'''

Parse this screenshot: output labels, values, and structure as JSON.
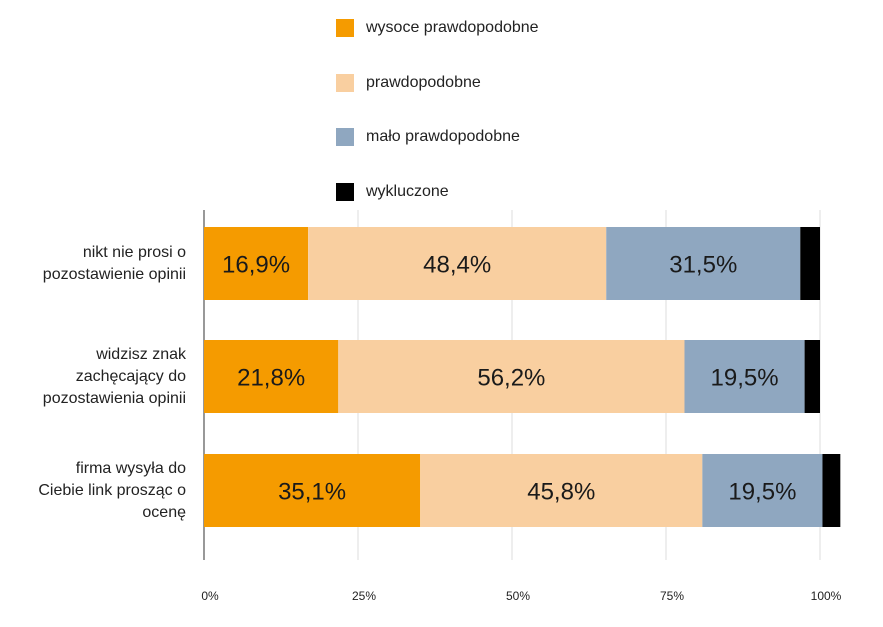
{
  "chart_data": {
    "type": "bar",
    "orientation": "horizontal",
    "stacked": true,
    "title": "",
    "xlabel": "",
    "ylabel": "",
    "xlim": [
      0,
      100
    ],
    "grid": true,
    "legend_position": "top",
    "categories": [
      "nikt nie prosi o pozostawienie opinii",
      "widzisz znak zachęcający do pozostawienia opinii",
      "firma wysyła do Ciebie link prosząc o ocenę"
    ],
    "category_lines": [
      [
        "nikt nie prosi o",
        "pozostawienie opinii"
      ],
      [
        "widzisz znak",
        "zachęcający do",
        "pozostawienia opinii"
      ],
      [
        "firma wysyła do",
        "Ciebie link prosząc o",
        "ocenę"
      ]
    ],
    "ticks": [
      0,
      25,
      50,
      75,
      100
    ],
    "tick_labels": [
      "0%",
      "25%",
      "50%",
      "75%",
      "100%"
    ],
    "series": [
      {
        "name": "wysoce prawdopodobne",
        "color": "#f59b00",
        "values": [
          16.9,
          21.8,
          35.1
        ],
        "labels": [
          "16,9%",
          "21,8%",
          "35,1%"
        ]
      },
      {
        "name": "prawdopodobne",
        "color": "#f9cfa0",
        "values": [
          48.4,
          56.2,
          45.8
        ],
        "labels": [
          "48,4%",
          "56,2%",
          "45,8%"
        ]
      },
      {
        "name": "mało prawdopodobne",
        "color": "#8fa7c0",
        "values": [
          31.5,
          19.5,
          19.5
        ],
        "labels": [
          "31,5%",
          "19,5%",
          "19,5%"
        ]
      },
      {
        "name": "wykluczone",
        "color": "#000000",
        "values": [
          3.2,
          2.5,
          2.9
        ],
        "labels": [
          "",
          "",
          ""
        ]
      }
    ]
  }
}
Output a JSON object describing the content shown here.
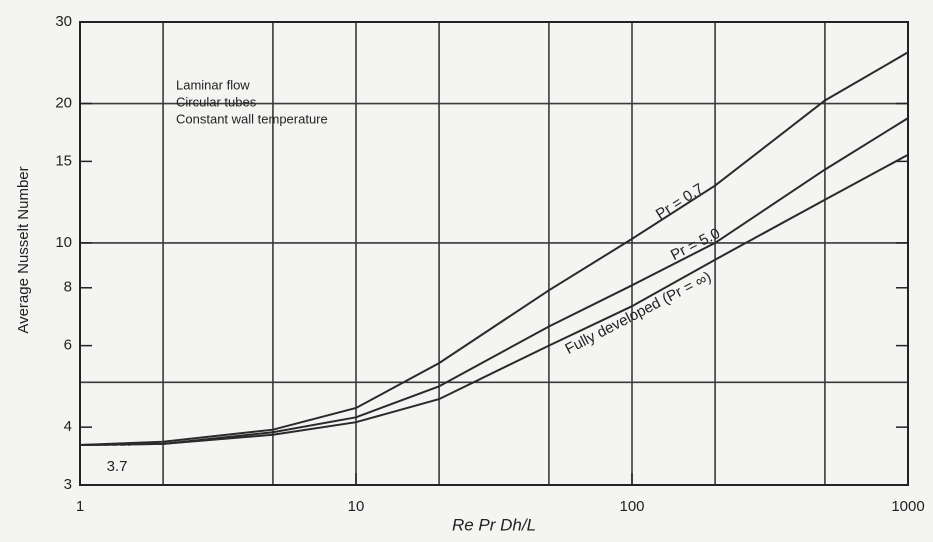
{
  "chart_data": {
    "type": "line",
    "x_label": "Re Pr Dh/L",
    "y_label": "Average Nusselt Number",
    "x": [
      1,
      2,
      5,
      10,
      20,
      50,
      100,
      200,
      500,
      1000
    ],
    "series": [
      {
        "name": "Pr = 0.7",
        "color": "#2a2a2a",
        "values": [
          3.66,
          3.72,
          3.95,
          4.4,
          5.5,
          7.9,
          10.2,
          13.3,
          20.3,
          25.8
        ]
      },
      {
        "name": "Pr = 5.0",
        "color": "#2a2a2a",
        "values": [
          3.66,
          3.68,
          3.9,
          4.2,
          4.9,
          6.6,
          8.1,
          10,
          14.4,
          18.6
        ]
      },
      {
        "name": "Fully developed (Pr = ∞)",
        "color": "#2a2a2a",
        "values": [
          3.66,
          3.68,
          3.85,
          4.1,
          4.6,
          6.0,
          7.3,
          9.2,
          12.4,
          15.5
        ]
      }
    ],
    "annotations": [
      "Laminar flow",
      "Circular tubes",
      "Constant wall temperature",
      "3.7"
    ],
    "limiting_value": 3.66,
    "xlim": [
      1,
      1000
    ],
    "ylim": [
      3,
      30
    ],
    "xticks": [
      1,
      10,
      100,
      1000
    ],
    "yticks": [
      3,
      4,
      6,
      8,
      10,
      15,
      20,
      30
    ],
    "xgrid": [
      2,
      5,
      10,
      20,
      50,
      100,
      200,
      500
    ],
    "ygrid": [
      5,
      10,
      20
    ],
    "log_x": true,
    "log_y": true,
    "grid": true
  }
}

'''

§ Written instruction
Gather each line from the entries above that includes the word "prosi".

§ The response
      "nikt nie prosi o pozostawienie opinii",
        "nikt nie prosi o",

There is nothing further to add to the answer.